Written exercise -> Report all lines from the entries below in which "parallel" appears.

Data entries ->
*****
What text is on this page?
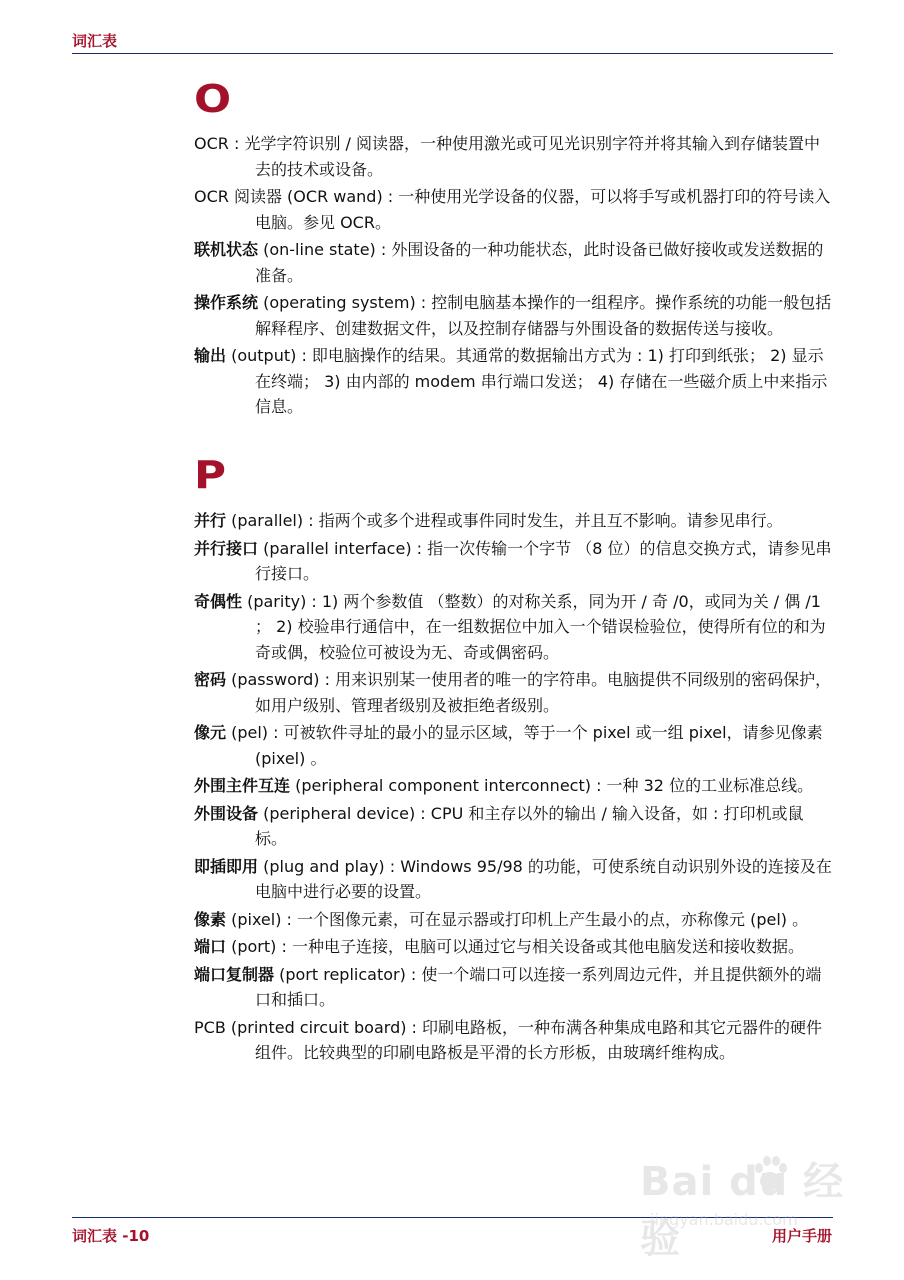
词汇表
O

OCR : 光学字符识别 / 阅读器，一种使用激光或可见光识别字符并将其输入到存储装置中去的技术或设备。

OCR 阅读器 (OCR wand) : 一种使用光学设备的仪器，可以将手写或机器打印的符号读入电脑。参见 OCR。

联机状态 (on-line state) : 外围设备的一种功能状态，此时设备已做好接收或发送数据的准备。

操作系统 (operating system) : 控制电脑基本操作的一组程序。操作系统的功能一般包括解释程序、创建数据文件，以及控制存储器与外围设备的数据传送与接收。

输出 (output) : 即电脑操作的结果。其通常的数据输出方式为 : 1) 打印到纸张； 2) 显示在终端； 3) 由内部的 modem 串行端口发送； 4) 存储在一些磁介质上中来指示信息。

P

并行 (parallel) : 指两个或多个进程或事件同时发生，并且互不影响。请参见串行。

并行接口 (parallel interface) : 指一次传输一个字节 （8 位）的信息交换方式，请参见串行接口。

奇偶性 (parity) : 1) 两个参数值 （整数）的对称关系，同为开 / 奇 /0，或同为关 / 偶 /1 ； 2) 校验串行通信中，在一组数据位中加入一个错误检验位，使得所有位的和为奇或偶，校验位可被设为无、奇或偶密码。

密码 (password) : 用来识别某一使用者的唯一的字符串。电脑提供不同级别的密码保护，如用户级别、管理者级别及被拒绝者级别。

像元 (pel) : 可被软件寻址的最小的显示区域，等于一个 pixel 或一组 pixel，请参见像素 (pixel) 。

外围主件互连 (peripheral component interconnect) : 一种 32 位的工业标准总线。

外围设备 (peripheral device) : CPU 和主存以外的输出 / 输入设备，如 : 打印机或鼠标。

即插即用 (plug and play) : Windows 95/98 的功能，可使系统自动识别外设的连接及在电脑中进行必要的设置。

像素 (pixel) : 一个图像元素，可在显示器或打印机上产生最小的点，亦称像元 (pel) 。

端口 (port) : 一种电子连接，电脑可以通过它与相关设备或其他电脑发送和接收数据。

端口复制器 (port replicator) : 使一个端口可以连接一系列周边元件，并且提供额外的端口和插口。

PCB (printed circuit board) : 印刷电路板，一种布满各种集成电路和其它元器件的硬件组件。比较典型的印刷电路板是平滑的长方形板，由玻璃纤维构成。

词汇表 -10	用户手册
Bai du 经验
jingyan.baidu.com
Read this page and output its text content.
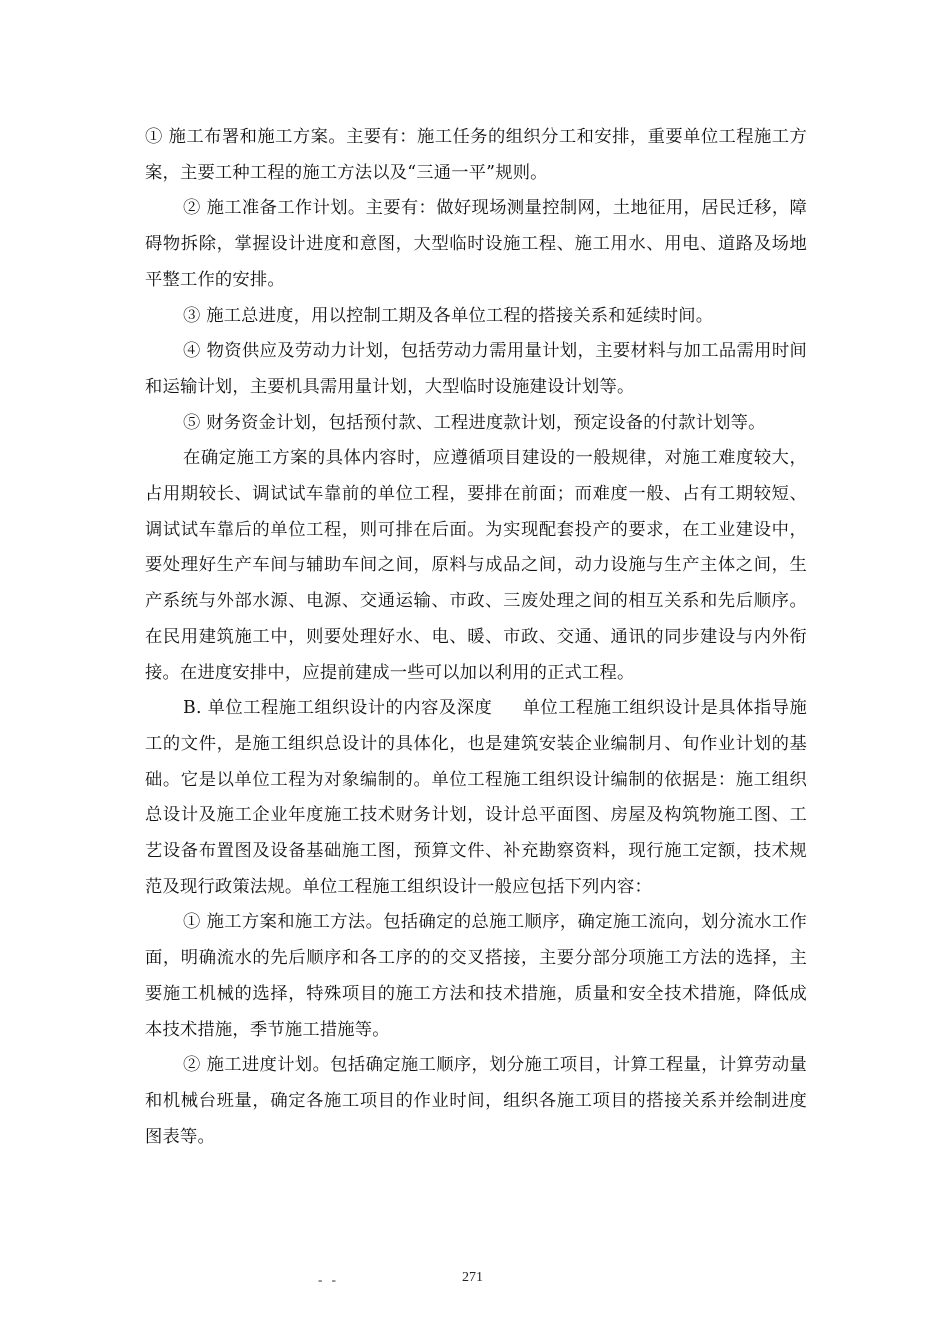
① 施工布署和施工方案。主要有：施工任务的组织分工和安排，重要单位工程施工方案，主要工种工程的施工方法以及“三通一平”规则。

② 施工准备工作计划。主要有：做好现场测量控制网，土地征用，居民迁移，障碍物拆除，掌握设计进度和意图，大型临时设施工程、施工用水、用电、道路及场地平整工作的安排。

③ 施工总进度，用以控制工期及各单位工程的搭接关系和延续时间。

④ 物资供应及劳动力计划，包括劳动力需用量计划，主要材料与加工品需用时间和运输计划，主要机具需用量计划，大型临时设施建设计划等。

⑤ 财务资金计划，包括预付款、工程进度款计划，预定设备的付款计划等。

在确定施工方案的具体内容时，应遵循项目建设的一般规律，对施工难度较大，占用期较长、调试试车靠前的单位工程，要排在前面；而难度一般、占有工期较短、调试试车靠后的单位工程，则可排在后面。为实现配套投产的要求，在工业建设中，要处理好生产车间与辅助车间之间，原料与成品之间，动力设施与生产主体之间，生产系统与外部水源、电源、交通运输、市政、三废处理之间的相互关系和先后顺序。在民用建筑施工中，则要处理好水、电、暖、市政、交通、通讯的同步建设与内外衔接。在进度安排中，应提前建成一些可以加以利用的正式工程。

B. 单位工程施工组织设计的内容及深度 单位工程施工组织设计是具体指导施工的文件，是施工组织总设计的具体化，也是建筑安装企业编制月、旬作业计划的基础。它是以单位工程为对象编制的。单位工程施工组织设计编制的依据是：施工组织总设计及施工企业年度施工技术财务计划，设计总平面图、房屋及构筑物施工图、工艺设备布置图及设备基础施工图，预算文件、补充勘察资料，现行施工定额，技术规范及现行政策法规。单位工程施工组织设计一般应包括下列内容：

① 施工方案和施工方法。包括确定的总施工顺序，确定施工流向，划分流水工作面，明确流水的先后顺序和各工序的的交叉搭接，主要分部分项施工方法的选择，主要施工机械的选择，特殊项目的施工方法和技术措施，质量和安全技术措施，降低成本技术措施，季节施工措施等。

② 施工进度计划。包括确定施工顺序，划分施工项目，计算工程量，计算劳动量和机械台班量，确定各施工项目的作业时间，组织各施工项目的搭接关系并绘制进度图表等。

- -	271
*****
Output of the exercise ->
并行 (parallel) : 指两个或多个进程或事件同时发生，并且互不影响。请参见串行。
并行接口 (parallel interface) : 指一次传输一个字节 （8 位）的信息交换方式，请参见串行接口。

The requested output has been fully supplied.